## Your tasks:
**A)** According to the passage on Nigeria's public finances, what rate did Ahmed say value-added tax would rise to?
**B)** Using the passage on Nigeria's public finances, explain why the government planned to raise value-added tax.
**C)** Carry the passage on Nigeria's public finances forward from its final sentence.

In June, Ahmed said the government would hike the rate of value-added tax to 7.5% from current from 5% to bolster non-oil earnings, which at between 3% and 4% of GDP is among the lowest levels in the world.
“It seems she is making it into the inner caucus of the president. For a position as important as finance, that can only be a good thing because it means she will have the listening ears of the president in terms of reform agenda,”said Omotola Abimbola, macro and fixed income analyst at Chapel Hill Denham in Lagos.
“But everything depends on the will of the president,” he added.
Now in his second term, Buhari, a former military ruler in the 1980s, has come under pressure for not moving fast to jump-start an economy still reeling from a 2016 contraction that left millions unemployed in the continent’s most populous country. The economy is expected to grow just above 2% in 2019.
Declining government earnings has hampered efforts to reduce poverty in Nigeria, which has the the world’s highest number of people living in extreme poverty, according to the Brookings Institution.
More pathetic is the recent judgment obtained by a British company (P&D) to seize about $9 billion of the country’s assets (reserves) which may further compound the precarious financial position of the country in terms of its ability to meet due foreign exchange obligations. It is feared that the seizure of that hefty amount will also put the naira under pressure in the event of rising forex demand from end users.

## Record extracts:
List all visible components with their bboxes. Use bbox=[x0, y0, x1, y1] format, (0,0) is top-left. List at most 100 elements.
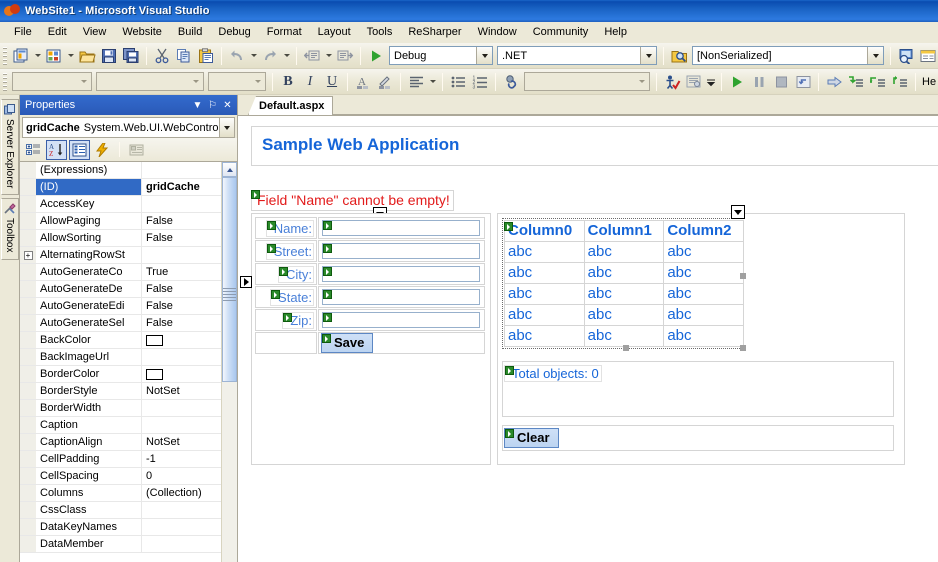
style-combo-chevron-down-icon[interactable] bbox=[635, 73, 649, 90]
properties-object-selector[interactable]: gridCache System.Web.UI.WebContro bbox=[22, 117, 235, 138]
overflow-chevron-icon[interactable] bbox=[705, 71, 717, 93]
configuration-combo-chevron-down-icon[interactable] bbox=[476, 47, 492, 64]
total-objects-label[interactable]: Total objects: 0 bbox=[504, 365, 602, 382]
table-row[interactable]: DataKeyNames bbox=[20, 519, 221, 536]
row-selection-arrow-icon[interactable] bbox=[240, 276, 252, 288]
step-out-icon[interactable] bbox=[889, 71, 911, 93]
step-over-icon[interactable] bbox=[867, 71, 889, 93]
table-row[interactable]: Columns (Collection) bbox=[20, 485, 221, 502]
property-value[interactable]: 0 bbox=[142, 468, 221, 484]
underline-icon[interactable]: U bbox=[321, 71, 343, 93]
property-value[interactable] bbox=[142, 162, 221, 178]
table-row[interactable]: CellPadding -1 bbox=[20, 451, 221, 468]
scroll-up-icon[interactable] bbox=[222, 162, 237, 177]
table-row[interactable]: CssClass bbox=[20, 502, 221, 519]
label-name[interactable]: Name: bbox=[265, 219, 314, 237]
table-row[interactable]: AutoGenerateCo True bbox=[20, 264, 221, 281]
undo-icon[interactable] bbox=[226, 45, 248, 67]
pause-icon[interactable] bbox=[748, 71, 770, 93]
style-sheet-icon[interactable] bbox=[683, 71, 705, 93]
resize-handle-right[interactable] bbox=[740, 273, 746, 280]
show-next-statement-icon[interactable] bbox=[823, 71, 845, 93]
table-row[interactable]: abc abc abc bbox=[504, 304, 744, 326]
gridview-column-header[interactable]: Column2 bbox=[663, 220, 744, 242]
menu-item-help[interactable]: Help bbox=[596, 24, 635, 40]
menu-item-resharper[interactable]: ReSharper bbox=[400, 24, 469, 40]
align-dropdown-icon[interactable] bbox=[427, 71, 438, 93]
menu-item-edit[interactable]: Edit bbox=[40, 24, 75, 40]
table-row[interactable]: + AlternatingRowSt bbox=[20, 247, 221, 264]
label-zip[interactable]: Zip: bbox=[282, 311, 314, 329]
auto-hide-pin-icon[interactable]: ⚐ bbox=[205, 98, 220, 113]
property-value[interactable]: False bbox=[142, 315, 221, 331]
property-value[interactable]: False bbox=[142, 213, 221, 229]
property-value[interactable]: -1 bbox=[142, 451, 221, 467]
property-value[interactable] bbox=[142, 332, 221, 348]
block-format-combo[interactable] bbox=[12, 72, 92, 91]
grid-panel[interactable]: Column0 Column1 Column2 abc abc abc abc … bbox=[497, 205, 905, 465]
property-value[interactable]: False bbox=[142, 281, 221, 297]
label-state[interactable]: State: bbox=[270, 288, 314, 306]
name-field[interactable] bbox=[322, 220, 480, 236]
block-format-chevron-down-icon[interactable] bbox=[77, 73, 91, 90]
paste-icon[interactable] bbox=[195, 45, 217, 67]
categorized-view-icon[interactable] bbox=[23, 140, 44, 160]
table-row[interactable]: CaptionAlign NotSet bbox=[20, 434, 221, 451]
sidebar-tab-server-explorer[interactable]: Server Explorer bbox=[0, 99, 19, 196]
menu-item-window[interactable]: Window bbox=[470, 24, 525, 40]
property-value[interactable]: False bbox=[142, 298, 221, 314]
table-row[interactable]: AccessKey bbox=[20, 196, 221, 213]
numbered-list-icon[interactable]: 123 bbox=[469, 71, 491, 93]
property-value[interactable] bbox=[142, 247, 221, 263]
window-menu-chevron-icon[interactable]: ▼ bbox=[190, 98, 205, 113]
restart-icon[interactable] bbox=[792, 71, 814, 93]
italic-icon[interactable]: I bbox=[299, 71, 321, 93]
table-row[interactable]: BorderWidth bbox=[20, 400, 221, 417]
city-field[interactable] bbox=[322, 266, 480, 282]
platform-combo-chevron-down-icon[interactable] bbox=[640, 47, 656, 64]
table-row[interactable]: AllowPaging False bbox=[20, 213, 221, 230]
property-value[interactable] bbox=[142, 417, 221, 433]
menu-item-community[interactable]: Community bbox=[525, 24, 597, 40]
table-row[interactable]: BorderColor bbox=[20, 366, 221, 383]
label-city[interactable]: City: bbox=[278, 265, 314, 283]
bullet-list-icon[interactable] bbox=[447, 71, 469, 93]
property-value[interactable]: (Collection) bbox=[142, 485, 221, 501]
redo-dropdown-icon[interactable] bbox=[281, 45, 292, 67]
validation-summary-control[interactable]: Field "Name" cannot be empty! bbox=[251, 190, 454, 211]
row-expander[interactable]: + bbox=[20, 247, 36, 263]
table-row[interactable]: Caption bbox=[20, 417, 221, 434]
font-family-chevron-down-icon[interactable] bbox=[189, 73, 203, 90]
label-street[interactable]: Street: bbox=[265, 242, 314, 260]
menu-item-file[interactable]: File bbox=[6, 24, 40, 40]
expand-plus-icon[interactable]: + bbox=[23, 250, 33, 260]
state-field[interactable] bbox=[322, 289, 480, 305]
tab-default-aspx[interactable]: Default.aspx bbox=[248, 96, 334, 115]
scrollbar-thumb[interactable] bbox=[222, 177, 237, 382]
open-file-icon[interactable] bbox=[76, 45, 98, 67]
table-row[interactable]: (Expressions) bbox=[20, 162, 221, 179]
menu-item-view[interactable]: View bbox=[75, 24, 115, 40]
table-row[interactable]: (ID) gridCache bbox=[20, 179, 221, 196]
gridview-control[interactable]: Column0 Column1 Column2 abc abc abc abc … bbox=[502, 205, 746, 351]
navigate-backward-icon[interactable] bbox=[301, 45, 323, 67]
foreground-color-icon[interactable]: A bbox=[352, 71, 374, 93]
stop-icon[interactable] bbox=[770, 71, 792, 93]
properties-scrollbar[interactable] bbox=[221, 162, 237, 562]
properties-window-icon[interactable] bbox=[917, 45, 938, 67]
table-row[interactable]: abc abc abc bbox=[504, 241, 744, 263]
copy-icon[interactable] bbox=[173, 45, 195, 67]
properties-object-chevron-down-icon[interactable] bbox=[219, 118, 234, 137]
property-value[interactable]: NotSet bbox=[142, 434, 221, 450]
property-value[interactable] bbox=[142, 400, 221, 416]
start-icon[interactable] bbox=[726, 71, 748, 93]
property-pages-icon[interactable] bbox=[126, 140, 147, 160]
style-combo[interactable] bbox=[524, 72, 650, 91]
table-row[interactable]: BackColor bbox=[20, 332, 221, 349]
new-item-dropdown-icon[interactable] bbox=[65, 45, 76, 67]
clear-button[interactable]: Clear bbox=[504, 428, 559, 448]
property-value[interactable] bbox=[142, 502, 221, 518]
street-field[interactable] bbox=[322, 243, 480, 259]
property-value[interactable]: gridCache bbox=[142, 179, 221, 195]
table-row[interactable]: abc abc abc bbox=[504, 262, 744, 284]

## Answers per task:
**A)** 7.5%, up from the current 5%.

**B)** The increase was meant to bolster Nigeria's non-oil earnings. Those earnings stand at between 3% and 4% of GDP, which is among the lowest levels in the world.

**C)**
As she resumes at the ministry, the critical and urgent tasks begging for immediate attention include widening the revenue base of the country, effective debt management/containing strategy and producing fiscal measures that can spur growth, development and boost employment.
Because of the drying revenue sources of the government, the country has been operating a deficit budget in the last four years, borrowing heavily to finance the budget. This is because oil revenue is in decline because of declining oil prices in the global market, a commodity that earns the country about 80 percent of its revenue.
The difficult operating environment in the country has also led to the folding up of some companies which hitherto were paying tax to the government. This has made the work of inland and coastal revenue agencies difficult. Two weeks ago, the Presidency queried the chairman of the Federal Inland Revenue Service (FIRS) Babatunde Fowler over the declining revenue profile of the country in the last four years, fearing this may trigger a fiscal crisis..
Nigeria recorded a revenue shortfall of N2.22 trillion (January 2015 and December 2018), mostly from some of its revenue generating agencies who under remitted their collections to the consolidated revenue fund. NEITI last week disclosed that the NNPC failed to remit N77.92 billion, being under-remittance by the corporation to the Federation Account from domestic crude oil allocation in 2017. Other regulatory agencies like the NCC, cbn, ndic, sec, CAC, ETEC are also guilty of under remittance of revenues.
Between the 2015 and 2018 fiscal periods, the revenue target set by the government for these agencies could not be achieved. The cumulative revenue target for the four-year period was estimated at N3.64 trillion.However, during the period the cumulative actual amount generated by these agencies was just N1.42 trillion, resulting in a shortfall of N2.22 trillion.
Another critical task that the minister must address is the issue of Nigeria’s rising debt stock now put at N24 trillion. This government has borrowed so much in its life time that if it continues the borrowing spree this second term, Nigeria’s ability to pay back these loans may be significantly undermined as revenue sources are thinning out.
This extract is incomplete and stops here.